__DIRECTIVE__
Print each of the entries exactly, leaving nothing out.

__DATA SHOWN__
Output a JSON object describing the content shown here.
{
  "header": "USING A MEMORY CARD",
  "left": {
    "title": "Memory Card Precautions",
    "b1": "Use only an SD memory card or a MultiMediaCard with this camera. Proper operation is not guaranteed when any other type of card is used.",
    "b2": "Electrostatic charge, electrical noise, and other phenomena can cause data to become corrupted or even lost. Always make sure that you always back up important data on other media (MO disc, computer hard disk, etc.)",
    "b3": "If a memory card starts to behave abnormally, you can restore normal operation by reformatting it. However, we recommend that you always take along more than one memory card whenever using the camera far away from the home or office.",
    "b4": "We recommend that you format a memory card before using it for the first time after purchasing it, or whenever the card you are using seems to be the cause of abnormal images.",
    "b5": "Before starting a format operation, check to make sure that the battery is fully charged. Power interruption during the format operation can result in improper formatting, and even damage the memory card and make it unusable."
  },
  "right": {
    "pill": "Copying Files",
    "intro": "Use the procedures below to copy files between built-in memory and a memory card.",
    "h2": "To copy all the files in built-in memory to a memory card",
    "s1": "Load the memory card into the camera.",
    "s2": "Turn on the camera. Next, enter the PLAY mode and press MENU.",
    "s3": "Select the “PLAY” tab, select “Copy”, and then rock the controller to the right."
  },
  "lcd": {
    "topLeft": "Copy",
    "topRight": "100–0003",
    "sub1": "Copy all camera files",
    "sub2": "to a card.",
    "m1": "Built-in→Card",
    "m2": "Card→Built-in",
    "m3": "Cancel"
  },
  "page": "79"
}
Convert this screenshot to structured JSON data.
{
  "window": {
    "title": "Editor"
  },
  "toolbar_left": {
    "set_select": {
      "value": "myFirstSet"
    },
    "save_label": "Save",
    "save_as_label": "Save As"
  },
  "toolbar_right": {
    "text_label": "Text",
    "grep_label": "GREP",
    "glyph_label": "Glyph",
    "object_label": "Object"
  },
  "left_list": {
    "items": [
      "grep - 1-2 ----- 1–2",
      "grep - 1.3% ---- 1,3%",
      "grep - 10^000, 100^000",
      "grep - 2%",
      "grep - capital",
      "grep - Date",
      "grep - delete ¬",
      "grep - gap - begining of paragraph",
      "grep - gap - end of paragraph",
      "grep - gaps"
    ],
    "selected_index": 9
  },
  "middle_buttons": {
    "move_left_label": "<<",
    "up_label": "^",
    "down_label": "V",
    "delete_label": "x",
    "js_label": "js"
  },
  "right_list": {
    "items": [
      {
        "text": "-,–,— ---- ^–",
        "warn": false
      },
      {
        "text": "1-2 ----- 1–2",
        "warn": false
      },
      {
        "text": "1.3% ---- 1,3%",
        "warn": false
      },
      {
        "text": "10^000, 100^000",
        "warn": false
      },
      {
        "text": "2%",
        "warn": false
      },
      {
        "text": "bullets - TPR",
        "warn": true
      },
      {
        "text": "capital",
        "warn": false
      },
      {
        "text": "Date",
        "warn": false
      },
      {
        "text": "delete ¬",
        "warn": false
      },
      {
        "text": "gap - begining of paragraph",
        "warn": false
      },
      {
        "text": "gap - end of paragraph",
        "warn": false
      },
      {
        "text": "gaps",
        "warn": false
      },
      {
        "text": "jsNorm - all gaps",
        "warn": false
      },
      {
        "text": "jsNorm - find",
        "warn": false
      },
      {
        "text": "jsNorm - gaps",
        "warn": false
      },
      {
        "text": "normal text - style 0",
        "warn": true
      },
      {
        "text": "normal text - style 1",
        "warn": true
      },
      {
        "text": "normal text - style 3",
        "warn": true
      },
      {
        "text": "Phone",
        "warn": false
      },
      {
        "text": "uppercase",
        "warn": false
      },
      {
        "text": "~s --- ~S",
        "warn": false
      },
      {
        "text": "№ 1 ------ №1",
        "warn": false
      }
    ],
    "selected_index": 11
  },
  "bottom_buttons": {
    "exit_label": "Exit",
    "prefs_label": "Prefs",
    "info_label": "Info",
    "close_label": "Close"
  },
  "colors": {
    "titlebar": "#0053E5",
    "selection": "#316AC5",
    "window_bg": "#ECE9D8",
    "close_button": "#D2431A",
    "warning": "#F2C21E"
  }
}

__COMPLETE OUTPUT__
Output a JSON object describing the content shown here.
{
  "header": "USING A MEMORY CARD",
  "left": {
    "title": "Memory Card Precautions",
    "b1": "Use only an SD memory card or a MultiMediaCard with this camera. Proper operation is not guaranteed when any other type of card is used.",
    "b2": "Electrostatic charge, electrical noise, and other phenomena can cause data to become corrupted or even lost. Always make sure that you always back up important data on other media (MO disc, computer hard disk, etc.)",
    "b3": "If a memory card starts to behave abnormally, you can restore normal operation by reformatting it. However, we recommend that you always take along more than one memory card whenever using the camera far away from the home or office.",
    "b4": "We recommend that you format a memory card before using it for the first time after purchasing it, or whenever the card you are using seems to be the cause of abnormal images.",
    "b5": "Before starting a format operation, check to make sure that the battery is fully charged. Power interruption during the format operation can result in improper formatting, and even damage the memory card and make it unusable."
  },
  "right": {
    "pill": "Copying Files",
    "intro": "Use the procedures below to copy files between built-in memory and a memory card.",
    "h2": "To copy all the files in built-in memory to a memory card",
    "s1": "Load the memory card into the camera.",
    "s2": "Turn on the camera. Next, enter the PLAY mode and press MENU.",
    "s3": "Select the “PLAY” tab, select “Copy”, and then rock the controller to the right."
  },
  "lcd": {
    "topLeft": "Copy",
    "topRight": "100–0003",
    "sub1": "Copy all camera files",
    "sub2": "to a card.",
    "m1": "Built-in→Card",
    "m2": "Card→Built-in",
    "m3": "Cancel"
  },
  "page": "79"
}
Convert this screenshot to structured JSON data.
{
  "window": {
    "title": "Editor"
  },
  "toolbar_left": {
    "set_select": {
      "value": "myFirstSet"
    },
    "save_label": "Save",
    "save_as_label": "Save As"
  },
  "toolbar_right": {
    "text_label": "Text",
    "grep_label": "GREP",
    "glyph_label": "Glyph",
    "object_label": "Object"
  },
  "left_list": {
    "items": [
      "grep - 1-2 ----- 1–2",
      "grep - 1.3% ---- 1,3%",
      "grep - 10^000, 100^000",
      "grep - 2%",
      "grep - capital",
      "grep - Date",
      "grep - delete ¬",
      "grep - gap - begining of paragraph",
      "grep - gap - end of paragraph",
      "grep - gaps"
    ],
    "selected_index": 9
  },
  "middle_buttons": {
    "move_left_label": "<<",
    "up_label": "^",
    "down_label": "V",
    "delete_label": "x",
    "js_label": "js"
  },
  "right_list": {
    "items": [
      {
        "text": "-,–,— ---- ^–",
        "warn": false
      },
      {
        "text": "1-2 ----- 1–2",
        "warn": false
      },
      {
        "text": "1.3% ---- 1,3%",
        "warn": false
      },
      {
        "text": "10^000, 100^000",
        "warn": false
      },
      {
        "text": "2%",
        "warn": false
      },
      {
        "text": "bullets - TPR",
        "warn": true
      },
      {
        "text": "capital",
        "warn": false
      },
      {
        "text": "Date",
        "warn": false
      },
      {
        "text": "delete ¬",
        "warn": false
      },
      {
        "text": "gap - begining of paragraph",
        "warn": false
      },
      {
        "text": "gap - end of paragraph",
        "warn": false
      },
      {
        "text": "gaps",
        "warn": false
      },
      {
        "text": "jsNorm - all gaps",
        "warn": false
      },
      {
        "text": "jsNorm - find",
        "warn": false
      },
      {
        "text": "jsNorm - gaps",
        "warn": false
      },
      {
        "text": "normal text - style 0",
        "warn": true
      },
      {
        "text": "normal text - style 1",
        "warn": true
      },
      {
        "text": "normal text - style 3",
        "warn": true
      },
      {
        "text": "Phone",
        "warn": false
      },
      {
        "text": "uppercase",
        "warn": false
      },
      {
        "text": "~s --- ~S",
        "warn": false
      },
      {
        "text": "№ 1 ------ №1",
        "warn": false
      }
    ],
    "selected_index": 11
  },
  "bottom_buttons": {
    "exit_label": "Exit",
    "prefs_label": "Prefs",
    "info_label": "Info",
    "close_label": "Close"
  },
  "colors": {
    "titlebar": "#0053E5",
    "selection": "#316AC5",
    "window_bg": "#ECE9D8",
    "close_button": "#D2431A",
    "warning": "#F2C21E"
  }
}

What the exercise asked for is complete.